### EDA of Apr 2021 kaggle TPS

This notebook is used to do initial exploration of the training data, get an understanding of the distribution and completeness of each column and relationship with the target. The aim is to build enough of an understanding to make some baseline predictions.

[Data dictionary](https://www.kaggle.com/c/tabular-playground-series-apr-2021/data?select=train.csv)

In [None]:
# imports for EDA
import numpy as np
import pandas as pd
import seaborn as sns
import matplotlib.pyplot as plt

In [None]:
# imports for inference
from sklearn.model_selection import train_test_split
from sklearn.compose import make_column_transformer
from sklearn.pipeline import make_pipeline
from sklearn.preprocessing import StandardScaler, OneHotEncoder
from sklearn.linear_model import LogisticRegression
from sklearn.metrics import classification_report

In [None]:
df = pd.read_csv("../data/raw/train.csv")

In [None]:
df.head()

We can get some idea of what to expect from the first few rows - next to look at the distribution of each more closely, and think about how to handle missing data and how to encode sex, class, port of embarkation etc.

In [None]:
df.info()

In [None]:
df.describe()

So with a 43% survival rate, hopefully we can do better than predicting everyone as lost at 57%. Noticing a lot of missing ages, not so many missing fares. Assuming the passenger IDs are all ok, on to survival and lots of plots.

> **Data listing**:
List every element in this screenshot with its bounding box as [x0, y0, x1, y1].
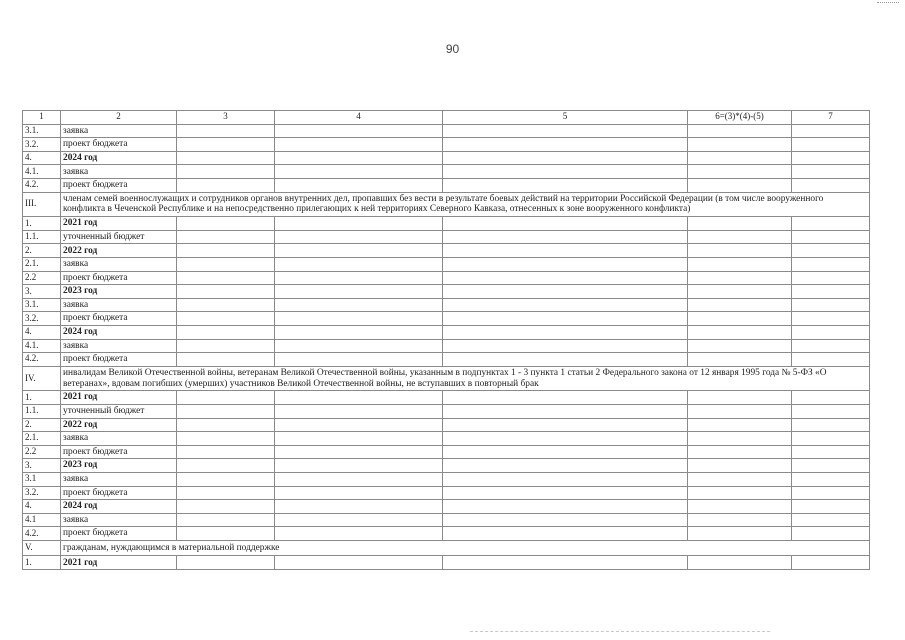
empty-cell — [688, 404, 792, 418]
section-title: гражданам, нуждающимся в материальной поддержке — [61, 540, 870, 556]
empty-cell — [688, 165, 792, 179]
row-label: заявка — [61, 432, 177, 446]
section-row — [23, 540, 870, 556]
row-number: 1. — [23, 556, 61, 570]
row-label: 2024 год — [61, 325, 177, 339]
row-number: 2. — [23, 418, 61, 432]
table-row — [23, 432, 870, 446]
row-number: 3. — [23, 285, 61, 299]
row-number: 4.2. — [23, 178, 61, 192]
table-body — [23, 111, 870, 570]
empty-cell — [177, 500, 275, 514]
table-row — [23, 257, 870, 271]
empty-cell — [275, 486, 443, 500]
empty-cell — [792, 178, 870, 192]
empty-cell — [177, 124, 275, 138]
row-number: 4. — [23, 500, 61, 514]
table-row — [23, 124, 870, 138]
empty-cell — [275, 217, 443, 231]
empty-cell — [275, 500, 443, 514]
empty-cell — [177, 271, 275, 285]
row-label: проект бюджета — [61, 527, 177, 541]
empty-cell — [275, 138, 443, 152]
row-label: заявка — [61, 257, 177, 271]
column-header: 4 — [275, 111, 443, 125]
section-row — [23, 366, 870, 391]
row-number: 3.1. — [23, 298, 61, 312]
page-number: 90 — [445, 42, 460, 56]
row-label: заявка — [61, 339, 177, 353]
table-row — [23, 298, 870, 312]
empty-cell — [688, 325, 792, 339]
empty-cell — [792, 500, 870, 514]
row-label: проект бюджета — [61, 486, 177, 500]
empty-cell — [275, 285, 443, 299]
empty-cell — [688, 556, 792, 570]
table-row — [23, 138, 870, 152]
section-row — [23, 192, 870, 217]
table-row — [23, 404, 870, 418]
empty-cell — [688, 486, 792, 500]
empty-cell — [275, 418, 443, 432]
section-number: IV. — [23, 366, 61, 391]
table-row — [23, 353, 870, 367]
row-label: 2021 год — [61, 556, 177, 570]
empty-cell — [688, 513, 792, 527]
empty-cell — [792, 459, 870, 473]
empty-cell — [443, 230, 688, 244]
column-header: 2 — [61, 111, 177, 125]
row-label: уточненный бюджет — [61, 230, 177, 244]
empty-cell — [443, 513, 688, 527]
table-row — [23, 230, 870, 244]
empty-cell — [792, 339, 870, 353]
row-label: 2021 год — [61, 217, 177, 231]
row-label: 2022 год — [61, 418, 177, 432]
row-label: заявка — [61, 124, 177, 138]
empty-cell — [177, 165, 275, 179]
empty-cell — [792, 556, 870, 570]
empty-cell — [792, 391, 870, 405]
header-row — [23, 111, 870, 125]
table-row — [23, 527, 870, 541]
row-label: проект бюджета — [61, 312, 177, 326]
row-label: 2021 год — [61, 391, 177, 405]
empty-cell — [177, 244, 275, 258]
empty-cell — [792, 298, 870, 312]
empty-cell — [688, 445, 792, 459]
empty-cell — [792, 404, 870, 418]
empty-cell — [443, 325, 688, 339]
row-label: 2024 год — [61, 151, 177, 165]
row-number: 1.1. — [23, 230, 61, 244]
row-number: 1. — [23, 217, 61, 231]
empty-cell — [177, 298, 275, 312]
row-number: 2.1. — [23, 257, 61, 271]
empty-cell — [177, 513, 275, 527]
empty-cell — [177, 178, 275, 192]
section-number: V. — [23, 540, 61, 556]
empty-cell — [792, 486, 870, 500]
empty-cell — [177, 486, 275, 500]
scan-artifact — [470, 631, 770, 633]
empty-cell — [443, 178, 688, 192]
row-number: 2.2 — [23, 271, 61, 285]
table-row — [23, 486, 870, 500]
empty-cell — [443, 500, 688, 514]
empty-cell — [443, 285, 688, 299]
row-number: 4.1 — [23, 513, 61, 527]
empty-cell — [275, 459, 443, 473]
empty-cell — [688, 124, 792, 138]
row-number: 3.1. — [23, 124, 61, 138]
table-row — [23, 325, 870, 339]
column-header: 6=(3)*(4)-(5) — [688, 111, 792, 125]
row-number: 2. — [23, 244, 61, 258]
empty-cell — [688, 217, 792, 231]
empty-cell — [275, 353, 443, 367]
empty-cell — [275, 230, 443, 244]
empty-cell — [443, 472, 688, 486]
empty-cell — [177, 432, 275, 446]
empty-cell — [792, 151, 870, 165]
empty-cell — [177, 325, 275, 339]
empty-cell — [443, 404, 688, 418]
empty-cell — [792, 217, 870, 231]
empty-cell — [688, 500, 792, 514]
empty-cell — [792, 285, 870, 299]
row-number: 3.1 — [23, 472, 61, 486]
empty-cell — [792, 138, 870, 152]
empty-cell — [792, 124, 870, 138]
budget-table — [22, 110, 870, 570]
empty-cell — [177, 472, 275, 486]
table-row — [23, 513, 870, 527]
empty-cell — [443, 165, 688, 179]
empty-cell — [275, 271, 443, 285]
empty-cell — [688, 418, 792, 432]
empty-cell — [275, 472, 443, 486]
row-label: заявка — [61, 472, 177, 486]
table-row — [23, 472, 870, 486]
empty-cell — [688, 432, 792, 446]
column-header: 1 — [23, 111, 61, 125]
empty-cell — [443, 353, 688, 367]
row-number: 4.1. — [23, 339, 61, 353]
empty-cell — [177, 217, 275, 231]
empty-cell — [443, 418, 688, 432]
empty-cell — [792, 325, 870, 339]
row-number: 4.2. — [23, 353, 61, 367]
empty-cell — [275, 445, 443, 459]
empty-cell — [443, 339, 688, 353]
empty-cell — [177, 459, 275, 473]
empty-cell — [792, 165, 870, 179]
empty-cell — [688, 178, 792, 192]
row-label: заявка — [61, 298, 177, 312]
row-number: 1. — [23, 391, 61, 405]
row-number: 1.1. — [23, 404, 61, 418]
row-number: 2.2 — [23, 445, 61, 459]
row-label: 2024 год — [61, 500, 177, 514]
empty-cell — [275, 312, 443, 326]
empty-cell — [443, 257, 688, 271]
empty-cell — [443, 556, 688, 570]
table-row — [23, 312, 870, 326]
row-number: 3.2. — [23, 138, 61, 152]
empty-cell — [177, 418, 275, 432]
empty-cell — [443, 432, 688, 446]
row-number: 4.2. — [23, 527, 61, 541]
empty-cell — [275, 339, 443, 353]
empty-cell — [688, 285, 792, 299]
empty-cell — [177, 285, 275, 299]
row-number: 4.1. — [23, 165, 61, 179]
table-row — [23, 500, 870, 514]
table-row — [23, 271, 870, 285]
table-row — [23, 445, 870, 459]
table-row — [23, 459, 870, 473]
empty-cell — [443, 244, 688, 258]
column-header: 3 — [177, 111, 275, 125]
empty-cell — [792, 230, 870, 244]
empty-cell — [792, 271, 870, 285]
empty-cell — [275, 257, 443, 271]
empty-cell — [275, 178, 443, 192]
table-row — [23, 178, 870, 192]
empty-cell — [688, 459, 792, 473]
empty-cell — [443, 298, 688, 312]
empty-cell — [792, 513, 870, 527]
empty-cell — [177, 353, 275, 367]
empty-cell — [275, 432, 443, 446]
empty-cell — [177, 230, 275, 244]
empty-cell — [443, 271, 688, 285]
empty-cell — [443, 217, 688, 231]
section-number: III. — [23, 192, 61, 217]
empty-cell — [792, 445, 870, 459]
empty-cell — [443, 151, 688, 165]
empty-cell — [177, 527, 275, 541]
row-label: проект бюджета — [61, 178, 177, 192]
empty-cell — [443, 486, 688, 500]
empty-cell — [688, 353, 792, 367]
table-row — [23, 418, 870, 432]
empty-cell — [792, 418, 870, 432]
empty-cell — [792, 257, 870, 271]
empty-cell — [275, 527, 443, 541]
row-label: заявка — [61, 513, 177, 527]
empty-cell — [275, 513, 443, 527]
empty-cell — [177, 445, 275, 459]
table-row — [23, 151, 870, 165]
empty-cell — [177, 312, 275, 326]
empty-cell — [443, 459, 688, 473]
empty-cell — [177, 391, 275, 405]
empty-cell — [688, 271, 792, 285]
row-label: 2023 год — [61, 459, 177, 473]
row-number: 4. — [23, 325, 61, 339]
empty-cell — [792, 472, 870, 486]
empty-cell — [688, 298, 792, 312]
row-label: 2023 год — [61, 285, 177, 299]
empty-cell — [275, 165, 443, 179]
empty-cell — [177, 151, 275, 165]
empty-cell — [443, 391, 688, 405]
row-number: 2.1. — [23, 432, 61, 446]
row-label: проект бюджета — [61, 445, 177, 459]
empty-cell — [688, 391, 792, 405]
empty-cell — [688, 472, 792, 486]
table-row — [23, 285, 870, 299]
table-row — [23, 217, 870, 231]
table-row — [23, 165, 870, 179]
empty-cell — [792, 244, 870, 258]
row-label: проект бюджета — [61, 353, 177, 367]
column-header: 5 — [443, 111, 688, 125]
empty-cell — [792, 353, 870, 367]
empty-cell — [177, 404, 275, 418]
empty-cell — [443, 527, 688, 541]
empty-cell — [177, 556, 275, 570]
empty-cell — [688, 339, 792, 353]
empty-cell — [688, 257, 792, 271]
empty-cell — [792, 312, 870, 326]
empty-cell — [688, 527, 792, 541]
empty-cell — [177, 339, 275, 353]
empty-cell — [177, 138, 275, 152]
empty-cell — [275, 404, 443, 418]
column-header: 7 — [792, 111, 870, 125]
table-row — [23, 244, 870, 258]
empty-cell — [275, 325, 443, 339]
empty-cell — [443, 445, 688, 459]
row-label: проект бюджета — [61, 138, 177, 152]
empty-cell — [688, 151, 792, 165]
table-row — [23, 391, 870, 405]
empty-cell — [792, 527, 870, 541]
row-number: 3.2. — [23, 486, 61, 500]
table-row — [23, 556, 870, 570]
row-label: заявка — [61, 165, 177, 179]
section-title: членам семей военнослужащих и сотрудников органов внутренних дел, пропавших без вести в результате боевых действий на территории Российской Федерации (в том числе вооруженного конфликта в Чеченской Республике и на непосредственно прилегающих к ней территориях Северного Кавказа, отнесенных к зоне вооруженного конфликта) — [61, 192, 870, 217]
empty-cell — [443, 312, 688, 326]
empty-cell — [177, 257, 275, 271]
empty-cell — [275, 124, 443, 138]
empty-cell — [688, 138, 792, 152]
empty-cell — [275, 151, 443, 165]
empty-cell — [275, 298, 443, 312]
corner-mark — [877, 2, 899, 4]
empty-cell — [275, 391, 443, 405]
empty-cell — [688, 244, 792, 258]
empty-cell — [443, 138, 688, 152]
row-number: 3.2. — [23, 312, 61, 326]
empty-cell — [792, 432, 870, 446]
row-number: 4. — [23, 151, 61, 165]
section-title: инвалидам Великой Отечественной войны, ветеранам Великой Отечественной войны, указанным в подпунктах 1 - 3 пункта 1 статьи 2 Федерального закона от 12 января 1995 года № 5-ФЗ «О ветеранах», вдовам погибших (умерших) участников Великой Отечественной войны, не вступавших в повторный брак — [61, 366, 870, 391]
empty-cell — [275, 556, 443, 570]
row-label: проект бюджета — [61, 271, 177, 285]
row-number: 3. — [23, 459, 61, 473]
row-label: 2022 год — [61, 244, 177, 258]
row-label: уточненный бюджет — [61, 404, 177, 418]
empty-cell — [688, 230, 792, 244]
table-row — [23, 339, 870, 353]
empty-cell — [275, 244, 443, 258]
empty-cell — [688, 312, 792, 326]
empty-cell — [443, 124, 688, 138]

> **WHAT YOU WILL DO**:
1. According to the EDA notebook, are the following statements true? Answer yes or no for each and quote the words that decide it. (a) LogisticRegression is imported for inference. (b) Many fares are missing from the training data. (c) The survival rate is 57%.
2. Which names does the EDA notebook import from sklearn? List every one.

> **TASK SOLUTIONS**:
1.
(a) Yes: "from sklearn.linear_model import LogisticRegression"
(b) No: "not so many missing fares"
(c) No: "So with a 43% survival rate"

2. train_test_split, make_column_transformer, make_pipeline, StandardScaler, OneHotEncoder, LogisticRegression, classification_report